▸ Exercise details:
Rewrite each listing below, putting "volume-column" wherever "volume-bar" appears and leaving everything else unchanged.

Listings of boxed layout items
** begin **
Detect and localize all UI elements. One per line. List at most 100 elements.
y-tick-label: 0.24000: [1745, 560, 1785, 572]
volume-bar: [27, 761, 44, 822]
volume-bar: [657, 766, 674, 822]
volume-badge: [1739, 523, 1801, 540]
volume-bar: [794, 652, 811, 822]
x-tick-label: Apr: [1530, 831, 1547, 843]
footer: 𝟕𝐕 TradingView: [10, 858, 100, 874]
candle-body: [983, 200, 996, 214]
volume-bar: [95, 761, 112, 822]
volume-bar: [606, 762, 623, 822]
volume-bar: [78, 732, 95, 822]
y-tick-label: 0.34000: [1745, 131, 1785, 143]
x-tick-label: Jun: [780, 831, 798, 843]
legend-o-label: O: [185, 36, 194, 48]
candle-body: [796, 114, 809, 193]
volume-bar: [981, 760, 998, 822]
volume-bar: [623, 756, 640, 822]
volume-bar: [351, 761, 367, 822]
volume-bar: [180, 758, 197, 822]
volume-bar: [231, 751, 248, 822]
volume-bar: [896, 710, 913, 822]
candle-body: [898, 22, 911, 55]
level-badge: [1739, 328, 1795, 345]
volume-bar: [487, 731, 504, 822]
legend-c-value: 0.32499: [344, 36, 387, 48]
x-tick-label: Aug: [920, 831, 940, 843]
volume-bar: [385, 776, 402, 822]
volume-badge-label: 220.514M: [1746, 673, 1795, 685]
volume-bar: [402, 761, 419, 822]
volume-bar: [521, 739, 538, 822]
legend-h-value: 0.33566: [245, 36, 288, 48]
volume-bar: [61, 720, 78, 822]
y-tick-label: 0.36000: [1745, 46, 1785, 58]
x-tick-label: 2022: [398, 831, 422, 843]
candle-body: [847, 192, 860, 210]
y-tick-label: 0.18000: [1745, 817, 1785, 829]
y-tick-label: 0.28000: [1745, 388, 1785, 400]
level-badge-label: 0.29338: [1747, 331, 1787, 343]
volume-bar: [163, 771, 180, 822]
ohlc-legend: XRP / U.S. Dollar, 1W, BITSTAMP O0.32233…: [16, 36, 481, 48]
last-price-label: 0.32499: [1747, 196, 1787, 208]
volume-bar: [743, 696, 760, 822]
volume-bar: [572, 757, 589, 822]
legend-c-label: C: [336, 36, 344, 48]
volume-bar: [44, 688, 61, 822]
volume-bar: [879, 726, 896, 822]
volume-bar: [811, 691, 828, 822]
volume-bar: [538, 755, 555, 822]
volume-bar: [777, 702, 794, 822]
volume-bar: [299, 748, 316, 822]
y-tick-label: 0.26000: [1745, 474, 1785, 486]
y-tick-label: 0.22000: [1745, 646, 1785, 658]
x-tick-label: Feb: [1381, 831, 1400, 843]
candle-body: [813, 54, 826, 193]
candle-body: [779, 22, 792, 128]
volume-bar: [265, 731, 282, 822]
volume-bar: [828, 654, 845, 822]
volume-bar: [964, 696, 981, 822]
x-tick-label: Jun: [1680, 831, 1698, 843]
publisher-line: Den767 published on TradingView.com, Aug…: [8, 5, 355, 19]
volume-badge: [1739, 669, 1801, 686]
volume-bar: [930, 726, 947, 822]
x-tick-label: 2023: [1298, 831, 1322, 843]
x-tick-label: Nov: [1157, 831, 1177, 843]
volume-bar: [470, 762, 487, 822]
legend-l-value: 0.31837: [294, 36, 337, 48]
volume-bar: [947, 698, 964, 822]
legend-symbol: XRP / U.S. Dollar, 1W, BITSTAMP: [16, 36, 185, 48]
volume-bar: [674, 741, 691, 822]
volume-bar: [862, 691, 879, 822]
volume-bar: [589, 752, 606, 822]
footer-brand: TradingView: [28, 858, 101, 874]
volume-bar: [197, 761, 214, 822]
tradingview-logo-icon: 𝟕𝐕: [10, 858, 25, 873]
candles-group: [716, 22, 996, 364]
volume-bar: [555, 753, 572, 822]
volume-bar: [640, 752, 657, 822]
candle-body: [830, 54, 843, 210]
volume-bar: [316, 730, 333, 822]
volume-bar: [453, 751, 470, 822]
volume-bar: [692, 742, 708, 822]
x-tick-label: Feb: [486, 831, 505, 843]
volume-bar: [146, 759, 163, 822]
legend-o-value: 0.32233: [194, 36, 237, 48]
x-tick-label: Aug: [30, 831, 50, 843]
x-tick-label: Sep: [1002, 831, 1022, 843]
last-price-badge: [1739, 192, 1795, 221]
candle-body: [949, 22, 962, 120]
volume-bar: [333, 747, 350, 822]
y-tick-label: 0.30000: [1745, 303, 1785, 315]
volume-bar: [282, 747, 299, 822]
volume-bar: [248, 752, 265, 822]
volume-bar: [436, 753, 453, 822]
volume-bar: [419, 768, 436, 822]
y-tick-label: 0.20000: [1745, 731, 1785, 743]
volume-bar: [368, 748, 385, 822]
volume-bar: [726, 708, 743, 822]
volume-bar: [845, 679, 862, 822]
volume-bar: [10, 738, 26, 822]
** end **
▸ Complete answer:
Detect and localize all UI elements. One per line. List at most 100 elements.
y-tick-label: 0.24000: [1745, 560, 1785, 572]
volume-column: [27, 761, 44, 822]
volume-column: [657, 766, 674, 822]
volume-badge: [1739, 523, 1801, 540]
volume-column: [794, 652, 811, 822]
x-tick-label: Apr: [1530, 831, 1547, 843]
footer: 𝟕𝐕 TradingView: [10, 858, 100, 874]
candle-body: [983, 200, 996, 214]
volume-column: [95, 761, 112, 822]
volume-column: [606, 762, 623, 822]
volume-column: [78, 732, 95, 822]
y-tick-label: 0.34000: [1745, 131, 1785, 143]
x-tick-label: Jun: [780, 831, 798, 843]
legend-o-label: O: [185, 36, 194, 48]
candle-body: [796, 114, 809, 193]
volume-column: [981, 760, 998, 822]
volume-column: [623, 756, 640, 822]
volume-column: [351, 761, 367, 822]
volume-column: [180, 758, 197, 822]
volume-column: [231, 751, 248, 822]
volume-column: [896, 710, 913, 822]
candle-body: [898, 22, 911, 55]
level-badge: [1739, 328, 1795, 345]
volume-column: [487, 731, 504, 822]
legend-c-value: 0.32499: [344, 36, 387, 48]
x-tick-label: Aug: [920, 831, 940, 843]
volume-column: [385, 776, 402, 822]
volume-badge-label: 220.514M: [1746, 673, 1795, 685]
volume-column: [402, 761, 419, 822]
volume-column: [521, 739, 538, 822]
legend-h-value: 0.33566: [245, 36, 288, 48]
volume-column: [61, 720, 78, 822]
y-tick-label: 0.36000: [1745, 46, 1785, 58]
x-tick-label: 2022: [398, 831, 422, 843]
candle-body: [847, 192, 860, 210]
y-tick-label: 0.18000: [1745, 817, 1785, 829]
y-tick-label: 0.28000: [1745, 388, 1785, 400]
level-badge-label: 0.29338: [1747, 331, 1787, 343]
volume-column: [163, 771, 180, 822]
ohlc-legend: XRP / U.S. Dollar, 1W, BITSTAMP O0.32233…: [16, 36, 481, 48]
last-price-label: 0.32499: [1747, 196, 1787, 208]
volume-column: [743, 696, 760, 822]
volume-column: [572, 757, 589, 822]
legend-c-label: C: [336, 36, 344, 48]
volume-column: [44, 688, 61, 822]
volume-column: [879, 726, 896, 822]
volume-column: [811, 691, 828, 822]
volume-column: [538, 755, 555, 822]
volume-column: [777, 702, 794, 822]
volume-column: [299, 748, 316, 822]
y-tick-label: 0.26000: [1745, 474, 1785, 486]
y-tick-label: 0.22000: [1745, 646, 1785, 658]
x-tick-label: Feb: [1381, 831, 1400, 843]
candle-body: [813, 54, 826, 193]
candle-body: [779, 22, 792, 128]
volume-column: [265, 731, 282, 822]
volume-column: [828, 654, 845, 822]
volume-column: [964, 696, 981, 822]
x-tick-label: Jun: [1680, 831, 1698, 843]
publisher-line: Den767 published on TradingView.com, Aug…: [8, 5, 355, 19]
volume-badge: [1739, 669, 1801, 686]
volume-column: [930, 726, 947, 822]
x-tick-label: 2023: [1298, 831, 1322, 843]
x-tick-label: Nov: [1157, 831, 1177, 843]
volume-column: [470, 762, 487, 822]
legend-l-value: 0.31837: [294, 36, 337, 48]
volume-column: [947, 698, 964, 822]
legend-symbol: XRP / U.S. Dollar, 1W, BITSTAMP: [16, 36, 185, 48]
volume-column: [674, 741, 691, 822]
volume-column: [862, 691, 879, 822]
volume-column: [589, 752, 606, 822]
footer-brand: TradingView: [28, 858, 101, 874]
volume-column: [197, 761, 214, 822]
tradingview-logo-icon: 𝟕𝐕: [10, 858, 25, 873]
candles-group: [716, 22, 996, 364]
volume-column: [555, 753, 572, 822]
volume-column: [640, 752, 657, 822]
candle-body: [830, 54, 843, 210]
volume-column: [316, 730, 333, 822]
volume-column: [453, 751, 470, 822]
volume-column: [692, 742, 708, 822]
x-tick-label: Feb: [486, 831, 505, 843]
volume-column: [146, 759, 163, 822]
legend-o-value: 0.32233: [194, 36, 237, 48]
x-tick-label: Aug: [30, 831, 50, 843]
x-tick-label: Sep: [1002, 831, 1022, 843]
last-price-badge: [1739, 192, 1795, 221]
candle-body: [949, 22, 962, 120]
volume-column: [333, 747, 350, 822]
y-tick-label: 0.30000: [1745, 303, 1785, 315]
volume-column: [282, 747, 299, 822]
volume-column: [248, 752, 265, 822]
volume-column: [436, 753, 453, 822]
volume-column: [419, 768, 436, 822]
y-tick-label: 0.20000: [1745, 731, 1785, 743]
volume-column: [368, 748, 385, 822]
volume-column: [726, 708, 743, 822]
volume-column: [845, 679, 862, 822]
volume-column: [10, 738, 26, 822]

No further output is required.